SET TASK -> Reproduce the complete listing without any deviation.

Collection entries:
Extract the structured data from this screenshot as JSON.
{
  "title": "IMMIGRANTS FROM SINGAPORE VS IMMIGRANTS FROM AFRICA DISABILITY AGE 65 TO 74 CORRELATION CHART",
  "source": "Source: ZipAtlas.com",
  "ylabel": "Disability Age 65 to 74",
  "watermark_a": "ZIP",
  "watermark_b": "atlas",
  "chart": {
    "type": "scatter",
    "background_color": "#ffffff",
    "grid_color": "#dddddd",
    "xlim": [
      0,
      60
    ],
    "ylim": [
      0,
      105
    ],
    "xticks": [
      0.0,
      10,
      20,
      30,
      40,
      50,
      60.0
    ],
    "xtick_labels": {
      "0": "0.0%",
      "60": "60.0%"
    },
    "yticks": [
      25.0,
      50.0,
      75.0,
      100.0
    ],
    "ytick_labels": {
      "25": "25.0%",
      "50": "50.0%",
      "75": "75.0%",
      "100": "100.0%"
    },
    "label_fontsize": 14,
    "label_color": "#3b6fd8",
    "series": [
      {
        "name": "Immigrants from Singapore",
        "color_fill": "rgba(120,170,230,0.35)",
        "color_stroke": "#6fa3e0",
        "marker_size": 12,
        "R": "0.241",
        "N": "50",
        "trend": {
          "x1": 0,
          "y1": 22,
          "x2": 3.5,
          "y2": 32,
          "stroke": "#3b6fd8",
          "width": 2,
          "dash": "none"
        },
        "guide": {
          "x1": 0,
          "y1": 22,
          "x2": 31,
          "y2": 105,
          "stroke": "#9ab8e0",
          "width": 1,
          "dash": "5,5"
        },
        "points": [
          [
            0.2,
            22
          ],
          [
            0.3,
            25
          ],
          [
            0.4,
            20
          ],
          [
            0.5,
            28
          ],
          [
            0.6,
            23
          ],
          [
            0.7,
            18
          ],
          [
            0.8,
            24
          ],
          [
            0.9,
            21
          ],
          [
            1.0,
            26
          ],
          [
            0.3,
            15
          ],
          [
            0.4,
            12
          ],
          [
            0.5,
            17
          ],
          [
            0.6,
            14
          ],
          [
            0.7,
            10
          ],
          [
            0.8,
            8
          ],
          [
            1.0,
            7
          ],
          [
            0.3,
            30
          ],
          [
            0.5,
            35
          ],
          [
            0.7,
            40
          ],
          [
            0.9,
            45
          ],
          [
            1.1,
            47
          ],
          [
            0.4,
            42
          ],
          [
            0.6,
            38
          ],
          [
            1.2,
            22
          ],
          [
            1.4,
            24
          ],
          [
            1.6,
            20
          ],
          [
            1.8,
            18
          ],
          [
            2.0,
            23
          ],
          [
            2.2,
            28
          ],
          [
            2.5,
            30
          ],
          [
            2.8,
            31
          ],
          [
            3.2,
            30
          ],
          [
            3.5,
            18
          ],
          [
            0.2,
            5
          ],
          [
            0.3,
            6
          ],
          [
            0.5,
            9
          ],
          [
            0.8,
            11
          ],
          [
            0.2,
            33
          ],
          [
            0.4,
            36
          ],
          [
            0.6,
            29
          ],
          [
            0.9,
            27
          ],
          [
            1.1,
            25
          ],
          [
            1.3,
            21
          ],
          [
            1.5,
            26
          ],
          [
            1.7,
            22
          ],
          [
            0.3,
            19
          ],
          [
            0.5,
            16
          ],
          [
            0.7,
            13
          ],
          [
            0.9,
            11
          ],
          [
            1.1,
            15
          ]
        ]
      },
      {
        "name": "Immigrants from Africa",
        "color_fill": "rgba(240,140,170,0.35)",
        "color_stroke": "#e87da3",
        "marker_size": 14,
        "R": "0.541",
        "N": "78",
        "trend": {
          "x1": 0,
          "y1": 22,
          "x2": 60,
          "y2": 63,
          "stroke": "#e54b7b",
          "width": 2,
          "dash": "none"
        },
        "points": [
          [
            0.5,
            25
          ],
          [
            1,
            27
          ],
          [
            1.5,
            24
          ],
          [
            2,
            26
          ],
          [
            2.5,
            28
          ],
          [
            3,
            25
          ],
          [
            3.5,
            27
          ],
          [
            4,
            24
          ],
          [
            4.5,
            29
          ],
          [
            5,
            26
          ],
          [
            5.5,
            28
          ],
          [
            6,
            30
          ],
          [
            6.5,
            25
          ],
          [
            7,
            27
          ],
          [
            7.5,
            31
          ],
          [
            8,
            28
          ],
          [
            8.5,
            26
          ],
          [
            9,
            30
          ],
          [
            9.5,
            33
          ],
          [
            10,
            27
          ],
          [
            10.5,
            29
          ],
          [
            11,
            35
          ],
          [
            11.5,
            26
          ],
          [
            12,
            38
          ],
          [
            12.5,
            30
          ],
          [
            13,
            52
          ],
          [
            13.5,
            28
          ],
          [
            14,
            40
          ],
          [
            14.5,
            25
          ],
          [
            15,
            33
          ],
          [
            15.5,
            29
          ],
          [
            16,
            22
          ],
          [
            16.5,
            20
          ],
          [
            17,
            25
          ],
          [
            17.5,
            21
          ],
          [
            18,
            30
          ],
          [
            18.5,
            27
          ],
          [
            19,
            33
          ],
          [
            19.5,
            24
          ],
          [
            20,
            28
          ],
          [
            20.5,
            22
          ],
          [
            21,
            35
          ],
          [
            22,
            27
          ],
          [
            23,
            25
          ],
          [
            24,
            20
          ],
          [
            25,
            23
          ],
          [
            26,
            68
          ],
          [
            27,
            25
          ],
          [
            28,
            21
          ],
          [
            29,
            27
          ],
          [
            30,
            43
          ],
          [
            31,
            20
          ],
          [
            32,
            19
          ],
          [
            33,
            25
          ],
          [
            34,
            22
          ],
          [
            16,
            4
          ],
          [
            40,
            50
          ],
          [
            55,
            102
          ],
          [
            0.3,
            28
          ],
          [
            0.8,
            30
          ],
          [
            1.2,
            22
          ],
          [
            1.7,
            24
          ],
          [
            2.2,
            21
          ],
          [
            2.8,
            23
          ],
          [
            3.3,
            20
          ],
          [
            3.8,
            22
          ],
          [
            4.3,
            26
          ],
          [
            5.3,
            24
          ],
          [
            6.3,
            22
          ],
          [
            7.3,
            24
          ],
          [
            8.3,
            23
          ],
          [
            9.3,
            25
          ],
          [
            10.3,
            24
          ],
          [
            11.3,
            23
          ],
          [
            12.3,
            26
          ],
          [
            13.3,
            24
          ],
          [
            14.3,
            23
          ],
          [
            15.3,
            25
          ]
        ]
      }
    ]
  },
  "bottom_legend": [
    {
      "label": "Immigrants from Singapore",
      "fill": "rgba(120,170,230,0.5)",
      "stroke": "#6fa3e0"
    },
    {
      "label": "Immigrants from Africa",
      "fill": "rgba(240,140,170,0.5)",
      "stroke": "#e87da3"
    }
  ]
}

EXERCISE RESULT ->
Extract the structured data from this screenshot as JSON.
{
  "title": "IMMIGRANTS FROM SINGAPORE VS IMMIGRANTS FROM AFRICA DISABILITY AGE 65 TO 74 CORRELATION CHART",
  "source": "Source: ZipAtlas.com",
  "ylabel": "Disability Age 65 to 74",
  "watermark_a": "ZIP",
  "watermark_b": "atlas",
  "chart": {
    "type": "scatter",
    "background_color": "#ffffff",
    "grid_color": "#dddddd",
    "xlim": [
      0,
      60
    ],
    "ylim": [
      0,
      105
    ],
    "xticks": [
      0.0,
      10,
      20,
      30,
      40,
      50,
      60.0
    ],
    "xtick_labels": {
      "0": "0.0%",
      "60": "60.0%"
    },
    "yticks": [
      25.0,
      50.0,
      75.0,
      100.0
    ],
    "ytick_labels": {
      "25": "25.0%",
      "50": "50.0%",
      "75": "75.0%",
      "100": "100.0%"
    },
    "label_fontsize": 14,
    "label_color": "#3b6fd8",
    "series": [
      {
        "name": "Immigrants from Singapore",
        "color_fill": "rgba(120,170,230,0.35)",
        "color_stroke": "#6fa3e0",
        "marker_size": 12,
        "R": "0.241",
        "N": "50",
        "trend": {
          "x1": 0,
          "y1": 22,
          "x2": 3.5,
          "y2": 32,
          "stroke": "#3b6fd8",
          "width": 2,
          "dash": "none"
        },
        "guide": {
          "x1": 0,
          "y1": 22,
          "x2": 31,
          "y2": 105,
          "stroke": "#9ab8e0",
          "width": 1,
          "dash": "5,5"
        },
        "points": [
          [
            0.2,
            22
          ],
          [
            0.3,
            25
          ],
          [
            0.4,
            20
          ],
          [
            0.5,
            28
          ],
          [
            0.6,
            23
          ],
          [
            0.7,
            18
          ],
          [
            0.8,
            24
          ],
          [
            0.9,
            21
          ],
          [
            1.0,
            26
          ],
          [
            0.3,
            15
          ],
          [
            0.4,
            12
          ],
          [
            0.5,
            17
          ],
          [
            0.6,
            14
          ],
          [
            0.7,
            10
          ],
          [
            0.8,
            8
          ],
          [
            1.0,
            7
          ],
          [
            0.3,
            30
          ],
          [
            0.5,
            35
          ],
          [
            0.7,
            40
          ],
          [
            0.9,
            45
          ],
          [
            1.1,
            47
          ],
          [
            0.4,
            42
          ],
          [
            0.6,
            38
          ],
          [
            1.2,
            22
          ],
          [
            1.4,
            24
          ],
          [
            1.6,
            20
          ],
          [
            1.8,
            18
          ],
          [
            2.0,
            23
          ],
          [
            2.2,
            28
          ],
          [
            2.5,
            30
          ],
          [
            2.8,
            31
          ],
          [
            3.2,
            30
          ],
          [
            3.5,
            18
          ],
          [
            0.2,
            5
          ],
          [
            0.3,
            6
          ],
          [
            0.5,
            9
          ],
          [
            0.8,
            11
          ],
          [
            0.2,
            33
          ],
          [
            0.4,
            36
          ],
          [
            0.6,
            29
          ],
          [
            0.9,
            27
          ],
          [
            1.1,
            25
          ],
          [
            1.3,
            21
          ],
          [
            1.5,
            26
          ],
          [
            1.7,
            22
          ],
          [
            0.3,
            19
          ],
          [
            0.5,
            16
          ],
          [
            0.7,
            13
          ],
          [
            0.9,
            11
          ],
          [
            1.1,
            15
          ]
        ]
      },
      {
        "name": "Immigrants from Africa",
        "color_fill": "rgba(240,140,170,0.35)",
        "color_stroke": "#e87da3",
        "marker_size": 14,
        "R": "0.541",
        "N": "78",
        "trend": {
          "x1": 0,
          "y1": 22,
          "x2": 60,
          "y2": 63,
          "stroke": "#e54b7b",
          "width": 2,
          "dash": "none"
        },
        "points": [
          [
            0.5,
            25
          ],
          [
            1,
            27
          ],
          [
            1.5,
            24
          ],
          [
            2,
            26
          ],
          [
            2.5,
            28
          ],
          [
            3,
            25
          ],
          [
            3.5,
            27
          ],
          [
            4,
            24
          ],
          [
            4.5,
            29
          ],
          [
            5,
            26
          ],
          [
            5.5,
            28
          ],
          [
            6,
            30
          ],
          [
            6.5,
            25
          ],
          [
            7,
            27
          ],
          [
            7.5,
            31
          ],
          [
            8,
            28
          ],
          [
            8.5,
            26
          ],
          [
            9,
            30
          ],
          [
            9.5,
            33
          ],
          [
            10,
            27
          ],
          [
            10.5,
            29
          ],
          [
            11,
            35
          ],
          [
            11.5,
            26
          ],
          [
            12,
            38
          ],
          [
            12.5,
            30
          ],
          [
            13,
            52
          ],
          [
            13.5,
            28
          ],
          [
            14,
            40
          ],
          [
            14.5,
            25
          ],
          [
            15,
            33
          ],
          [
            15.5,
            29
          ],
          [
            16,
            22
          ],
          [
            16.5,
            20
          ],
          [
            17,
            25
          ],
          [
            17.5,
            21
          ],
          [
            18,
            30
          ],
          [
            18.5,
            27
          ],
          [
            19,
            33
          ],
          [
            19.5,
            24
          ],
          [
            20,
            28
          ],
          [
            20.5,
            22
          ],
          [
            21,
            35
          ],
          [
            22,
            27
          ],
          [
            23,
            25
          ],
          [
            24,
            20
          ],
          [
            25,
            23
          ],
          [
            26,
            68
          ],
          [
            27,
            25
          ],
          [
            28,
            21
          ],
          [
            29,
            27
          ],
          [
            30,
            43
          ],
          [
            31,
            20
          ],
          [
            32,
            19
          ],
          [
            33,
            25
          ],
          [
            34,
            22
          ],
          [
            16,
            4
          ],
          [
            40,
            50
          ],
          [
            55,
            102
          ],
          [
            0.3,
            28
          ],
          [
            0.8,
            30
          ],
          [
            1.2,
            22
          ],
          [
            1.7,
            24
          ],
          [
            2.2,
            21
          ],
          [
            2.8,
            23
          ],
          [
            3.3,
            20
          ],
          [
            3.8,
            22
          ],
          [
            4.3,
            26
          ],
          [
            5.3,
            24
          ],
          [
            6.3,
            22
          ],
          [
            7.3,
            24
          ],
          [
            8.3,
            23
          ],
          [
            9.3,
            25
          ],
          [
            10.3,
            24
          ],
          [
            11.3,
            23
          ],
          [
            12.3,
            26
          ],
          [
            13.3,
            24
          ],
          [
            14.3,
            23
          ],
          [
            15.3,
            25
          ]
        ]
      }
    ]
  },
  "bottom_legend": [
    {
      "label": "Immigrants from Singapore",
      "fill": "rgba(120,170,230,0.5)",
      "stroke": "#6fa3e0"
    },
    {
      "label": "Immigrants from Africa",
      "fill": "rgba(240,140,170,0.5)",
      "stroke": "#e87da3"
    }
  ]
}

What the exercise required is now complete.